9 Ekim 2015 Cuma

Paylaşmak ama gerektiğinde 'Hayır' diyebilmek...

Ne şanslıyız ki kalabalık bir ailemiz var. Aras çok beklenen ve istenen bir bebek olduğundan, hep el üstünde tutuluyor ve çok seviliyor. Yakın çevremizde kendisiyle birkaç yaş farkı olan abla veya abisi olmadığından şimdiye kadarki oyun arkadaşları; teyzeler, büyük kuzenler ve anne babasının arkadaşı olan ablalardı.

Ama artık girdiğimiz ortamlarda yaşıtlarıyla oyun kurmaya başladı. Hemen yaklaşıyor ve onlarla olmak istiyor. Bazen onlardaki oyuncakları istiyor, bazen de kendi elinde oyuncak varsa veriyor. Ama öyle zamanlar oluyor ki Aras veya karşısındaki bebek/çocuk asla oyuncağından vazgeçmiyor ve tabii ki annelerin en korktuğu tablo ortaya çıkmasın, aman ağlamasınlar diye biz anneler hemen başlıyoruz 'Benim oğlum/kızım oyuncağını paylaşır hadi verelim kardeşe biraz da o oynasın' 

Tabii oyunlar ve yabancı çocuklarla iletişim çok yeni başladığı için ben de anneliğimi öğreniyorum yavaş yavaş.

Bir gün kalabalık bir ortamda karşılaştığımız bir çocuk oyuncağını Aras'a vermeyince annesi 'hadi oğlum verelim kardeş oynasın' dediğinde benim ağzımdan çıkan cümle şu oldu: 'Zorlamayın O da çocuk daha. İstemiyorsa oyuncağını vermek zorunda değil' 

Tabii o an diğer çocuğu düşündüğüm kadar oğlumu da düşünmek durumundaydım ve başka şeylerle oyalayarak oyuncağı unutturmaya çalıştım. 

Tabii o an aklımdan geçen şey 'maalesef her zaman her istediğimize ulaşamayacağımızı böyle böyle öğreneceksin oğlum' oldu.

Çocuklar sakinleşip olay kapanınca yanımda bulunan kardeşim: 'abla böyle söyleyerek Aras'a, 'paylaşmama hakkın var, paylaşmasan da olur' mesajı verdin şimdi' dediğinde birkaç saniye dondum kaldım. Haklıydı. Ne zor bir iş annelik. Ama yine de o günden beri sorguluyorum bu konuyu kafamda.

Şimdi düşünüyorum da neden öyle söyledim? benden sonra gelen 4 kardeşle herşeyi paylaşarak büyüdüğüm için mi???

 Yoksa 'benim oğlum ya çok ısrarcı davranırsa aman diğer çocuğa ve annesine ayıp olmasın ben şimdiden önlemini alayım' diye mi düşündüm??

İçten içe, paylaşmak istemediği şeyleri kendine saklama hakkı var herşey onun istediği gibi olsun mu istiyorum yoksa!!!!

■ **Veri Kesiti**:
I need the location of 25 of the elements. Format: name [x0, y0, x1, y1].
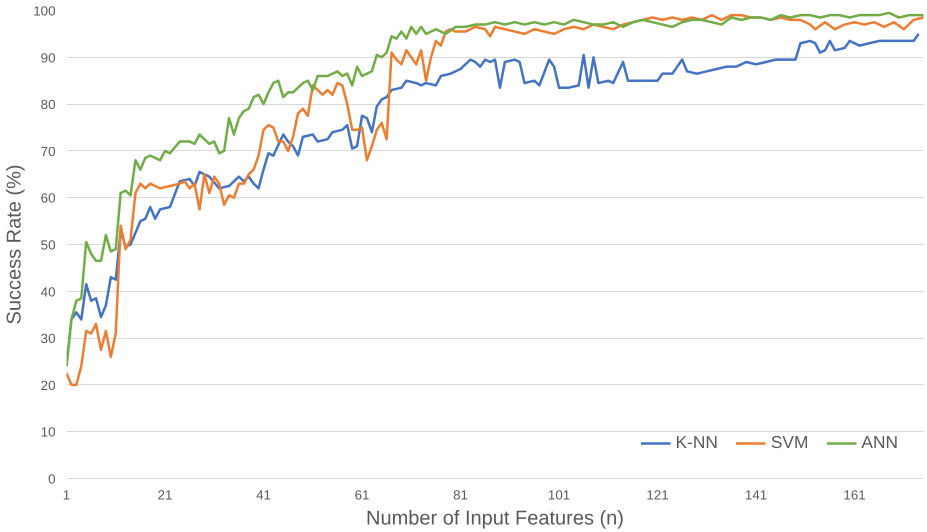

■ **Yapılacak Alıştırmalar**:
- A) Paylaşma konulu metne göre yanındaki kardeşi, anlatıcının söylediği sözle Aras'a hangi mesajı verdiğini ileri sürüyor?
- B) Paylaşma konulu metni kaldığı yerden alıp birkaç cümleyle sürdürün.

■ **Cevap Anahtarı**:
- A) Aras'a, paylaşmama hakkı olduğu ve paylaşmasa da olacağı mesajını verdiğini.

- B)
Aras'tan önce de kişisel gelişim türünde çok kitap okurdum ama şimdi kapsam genişledi: Çocuk ve bir insan yetiştirmekle ilgili olanları daha çok okumaya çalışıyorum. Şu anda okuduğum kitap, Pınar Mermerci'nin 'Yavaş Ebeveynlik' adlı kitabı. Yazar, anne olduktan sonra yaşadıklarını anlatırken bir yandan da bazı konularda çocuğumuza nasıl yaklaşmamız gerektiğini ve anne olarak ne yaparsak çocuğumuzu daha mutlu edebiliriz gibi konulara değinmiş.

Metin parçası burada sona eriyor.